# [The records]
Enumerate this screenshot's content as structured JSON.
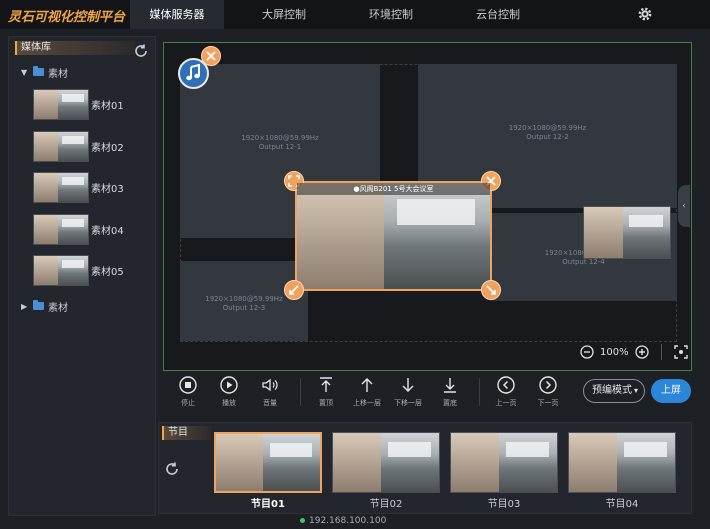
{
  "header": {
    "brand": "灵石可视化控制平台",
    "tabs": [
      {
        "label": "媒体服务器",
        "active": true
      },
      {
        "label": "大屏控制",
        "active": false
      },
      {
        "label": "环境控制",
        "active": false
      },
      {
        "label": "云台控制",
        "active": false
      }
    ],
    "settings_icon": "gear-icon"
  },
  "library": {
    "title": "媒体库",
    "folders": [
      {
        "label": "素材",
        "expanded": true,
        "items": [
          "素材01",
          "素材02",
          "素材03",
          "素材04",
          "素材05"
        ]
      },
      {
        "label": "素材",
        "expanded": false,
        "items": []
      }
    ]
  },
  "stage": {
    "outputs": [
      {
        "res": "1920×1080@59.99Hz",
        "name": "Output 12-1"
      },
      {
        "res": "1920×1080@59.99Hz",
        "name": "Output 12-2"
      },
      {
        "res": "1920×1080@59.99Hz",
        "name": "Output 12-3"
      },
      {
        "res": "1920×1080@59.99Hz",
        "name": "Output 12-4"
      }
    ],
    "window_title": "●风阁B201 5号大会议室",
    "zoom": "100%"
  },
  "toolbar": {
    "buttons": [
      "停止",
      "播放",
      "音量",
      "置顶",
      "上移一层",
      "下移一层",
      "置底",
      "上一页",
      "下一页"
    ],
    "mode": "预编模式",
    "apply": "上屏"
  },
  "program": {
    "title": "节目",
    "items": [
      "节目01",
      "节目02",
      "节目03",
      "节目04"
    ],
    "selected": 0
  },
  "status": {
    "ip": "192.168.100.100"
  },
  "colors": {
    "accent": "#f0a260",
    "primary": "#2d87d8",
    "online": "#49c26a"
  }
}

# [Stated exercise]
Leave out the pictures and return every record word for word.

# [Solution]
Enumerate this screenshot's content as structured JSON.
{
  "header": {
    "brand": "灵石可视化控制平台",
    "tabs": [
      {
        "label": "媒体服务器",
        "active": true
      },
      {
        "label": "大屏控制",
        "active": false
      },
      {
        "label": "环境控制",
        "active": false
      },
      {
        "label": "云台控制",
        "active": false
      }
    ],
    "settings_icon": "gear-icon"
  },
  "library": {
    "title": "媒体库",
    "folders": [
      {
        "label": "素材",
        "expanded": true,
        "items": [
          "素材01",
          "素材02",
          "素材03",
          "素材04",
          "素材05"
        ]
      },
      {
        "label": "素材",
        "expanded": false,
        "items": []
      }
    ]
  },
  "stage": {
    "outputs": [
      {
        "res": "1920×1080@59.99Hz",
        "name": "Output 12-1"
      },
      {
        "res": "1920×1080@59.99Hz",
        "name": "Output 12-2"
      },
      {
        "res": "1920×1080@59.99Hz",
        "name": "Output 12-3"
      },
      {
        "res": "1920×1080@59.99Hz",
        "name": "Output 12-4"
      }
    ],
    "window_title": "●风阁B201 5号大会议室",
    "zoom": "100%"
  },
  "toolbar": {
    "buttons": [
      "停止",
      "播放",
      "音量",
      "置顶",
      "上移一层",
      "下移一层",
      "置底",
      "上一页",
      "下一页"
    ],
    "mode": "预编模式",
    "apply": "上屏"
  },
  "program": {
    "title": "节目",
    "items": [
      "节目01",
      "节目02",
      "节目03",
      "节目04"
    ],
    "selected": 0
  },
  "status": {
    "ip": "192.168.100.100"
  },
  "colors": {
    "accent": "#f0a260",
    "primary": "#2d87d8",
    "online": "#49c26a"
  }
}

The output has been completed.